→ **WHAT IS REQUIRED**
Pictures do not belong in the copy; restate the records below word for word.

→ **DATASET ENTRIES**
◇ ◇ ◇
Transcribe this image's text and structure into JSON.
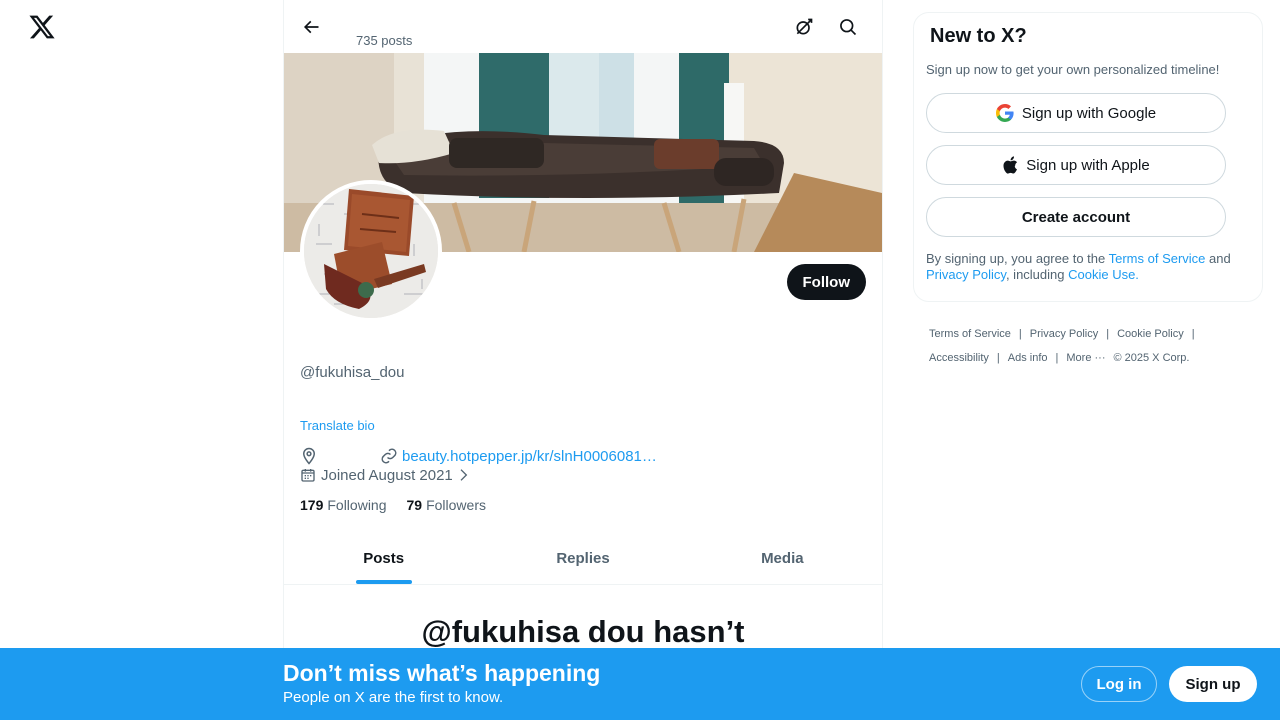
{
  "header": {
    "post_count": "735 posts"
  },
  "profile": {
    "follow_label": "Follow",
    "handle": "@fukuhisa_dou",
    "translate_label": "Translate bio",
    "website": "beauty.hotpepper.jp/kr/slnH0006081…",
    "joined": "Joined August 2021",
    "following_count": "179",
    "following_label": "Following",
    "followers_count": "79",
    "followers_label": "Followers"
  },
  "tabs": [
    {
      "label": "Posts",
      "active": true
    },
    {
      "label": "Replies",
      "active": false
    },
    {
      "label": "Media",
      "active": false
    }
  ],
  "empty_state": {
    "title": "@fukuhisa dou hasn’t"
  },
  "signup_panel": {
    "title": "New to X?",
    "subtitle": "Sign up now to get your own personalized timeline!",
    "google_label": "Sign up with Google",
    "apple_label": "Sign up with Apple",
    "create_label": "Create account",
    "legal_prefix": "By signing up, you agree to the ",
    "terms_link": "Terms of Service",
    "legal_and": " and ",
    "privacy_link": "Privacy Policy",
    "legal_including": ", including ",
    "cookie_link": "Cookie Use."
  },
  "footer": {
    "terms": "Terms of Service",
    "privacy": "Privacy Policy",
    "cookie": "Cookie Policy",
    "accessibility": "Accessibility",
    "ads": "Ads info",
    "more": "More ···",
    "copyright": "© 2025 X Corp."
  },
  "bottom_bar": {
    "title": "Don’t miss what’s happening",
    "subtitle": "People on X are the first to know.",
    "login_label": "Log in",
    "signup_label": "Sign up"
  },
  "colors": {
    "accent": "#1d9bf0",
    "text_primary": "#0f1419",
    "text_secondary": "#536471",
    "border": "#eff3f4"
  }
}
◇ ◇ ◇
→ **EXPECTED OUTPUT**
Transcribe this image's text and structure into JSON.
{
  "header": {
    "post_count": "735 posts"
  },
  "profile": {
    "follow_label": "Follow",
    "handle": "@fukuhisa_dou",
    "translate_label": "Translate bio",
    "website": "beauty.hotpepper.jp/kr/slnH0006081…",
    "joined": "Joined August 2021",
    "following_count": "179",
    "following_label": "Following",
    "followers_count": "79",
    "followers_label": "Followers"
  },
  "tabs": [
    {
      "label": "Posts",
      "active": true
    },
    {
      "label": "Replies",
      "active": false
    },
    {
      "label": "Media",
      "active": false
    }
  ],
  "empty_state": {
    "title": "@fukuhisa dou hasn’t"
  },
  "signup_panel": {
    "title": "New to X?",
    "subtitle": "Sign up now to get your own personalized timeline!",
    "google_label": "Sign up with Google",
    "apple_label": "Sign up with Apple",
    "create_label": "Create account",
    "legal_prefix": "By signing up, you agree to the ",
    "terms_link": "Terms of Service",
    "legal_and": " and ",
    "privacy_link": "Privacy Policy",
    "legal_including": ", including ",
    "cookie_link": "Cookie Use."
  },
  "footer": {
    "terms": "Terms of Service",
    "privacy": "Privacy Policy",
    "cookie": "Cookie Policy",
    "accessibility": "Accessibility",
    "ads": "Ads info",
    "more": "More ···",
    "copyright": "© 2025 X Corp."
  },
  "bottom_bar": {
    "title": "Don’t miss what’s happening",
    "subtitle": "People on X are the first to know.",
    "login_label": "Log in",
    "signup_label": "Sign up"
  },
  "colors": {
    "accent": "#1d9bf0",
    "text_primary": "#0f1419",
    "text_secondary": "#536471",
    "border": "#eff3f4"
  }
}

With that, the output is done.